DIRECTION:
Output every line from the start of the rows through the line that contains "section-heading-yurist-nutqi: Yurist nutqi" as a Markdown table with the columns Number and Line, leaving out blank lines.

(Stored entries)
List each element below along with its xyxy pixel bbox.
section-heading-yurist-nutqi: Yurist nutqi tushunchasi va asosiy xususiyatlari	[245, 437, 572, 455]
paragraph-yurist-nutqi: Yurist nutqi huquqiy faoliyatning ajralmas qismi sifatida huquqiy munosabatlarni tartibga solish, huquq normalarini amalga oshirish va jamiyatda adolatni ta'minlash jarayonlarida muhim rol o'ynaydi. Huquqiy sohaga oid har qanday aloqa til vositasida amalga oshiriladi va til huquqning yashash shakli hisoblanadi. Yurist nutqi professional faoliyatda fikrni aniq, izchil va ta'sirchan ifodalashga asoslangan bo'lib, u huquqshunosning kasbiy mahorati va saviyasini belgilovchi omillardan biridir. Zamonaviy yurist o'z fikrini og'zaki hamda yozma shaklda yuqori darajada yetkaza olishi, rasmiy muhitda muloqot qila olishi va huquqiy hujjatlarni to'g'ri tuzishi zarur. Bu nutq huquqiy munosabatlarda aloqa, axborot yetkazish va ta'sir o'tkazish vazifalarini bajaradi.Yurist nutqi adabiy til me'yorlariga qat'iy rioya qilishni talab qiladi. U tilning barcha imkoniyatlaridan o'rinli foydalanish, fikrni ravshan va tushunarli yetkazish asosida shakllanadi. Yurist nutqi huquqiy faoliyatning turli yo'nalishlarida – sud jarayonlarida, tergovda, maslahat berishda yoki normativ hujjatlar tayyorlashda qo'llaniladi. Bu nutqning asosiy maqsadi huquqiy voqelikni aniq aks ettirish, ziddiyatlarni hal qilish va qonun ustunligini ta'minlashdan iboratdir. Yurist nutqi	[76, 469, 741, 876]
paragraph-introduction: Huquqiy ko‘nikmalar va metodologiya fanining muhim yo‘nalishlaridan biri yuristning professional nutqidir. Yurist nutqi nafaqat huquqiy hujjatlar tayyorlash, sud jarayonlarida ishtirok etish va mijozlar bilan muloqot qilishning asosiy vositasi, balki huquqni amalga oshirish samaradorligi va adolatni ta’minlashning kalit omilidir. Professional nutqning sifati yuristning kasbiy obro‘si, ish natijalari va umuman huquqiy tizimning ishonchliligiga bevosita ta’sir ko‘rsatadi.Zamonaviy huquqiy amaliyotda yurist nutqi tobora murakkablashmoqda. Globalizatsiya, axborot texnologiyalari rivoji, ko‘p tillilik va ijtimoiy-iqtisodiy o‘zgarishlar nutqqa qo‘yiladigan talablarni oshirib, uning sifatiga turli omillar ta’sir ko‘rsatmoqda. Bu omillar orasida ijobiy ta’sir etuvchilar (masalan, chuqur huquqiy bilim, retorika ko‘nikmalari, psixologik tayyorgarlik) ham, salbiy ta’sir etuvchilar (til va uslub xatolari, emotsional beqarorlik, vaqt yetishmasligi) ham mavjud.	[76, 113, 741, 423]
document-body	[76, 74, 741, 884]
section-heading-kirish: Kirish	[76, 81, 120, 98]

WRITTEN RESPONSE:
| Number | Line |
|---|---|
| 1 | List each element below along with its xyxy pixel bbox. |
| 2 | section-heading-yurist-nutqi: Yurist nutqi tushunchasi va asosiy xususiyatlari	[245, 437, 572, 455] |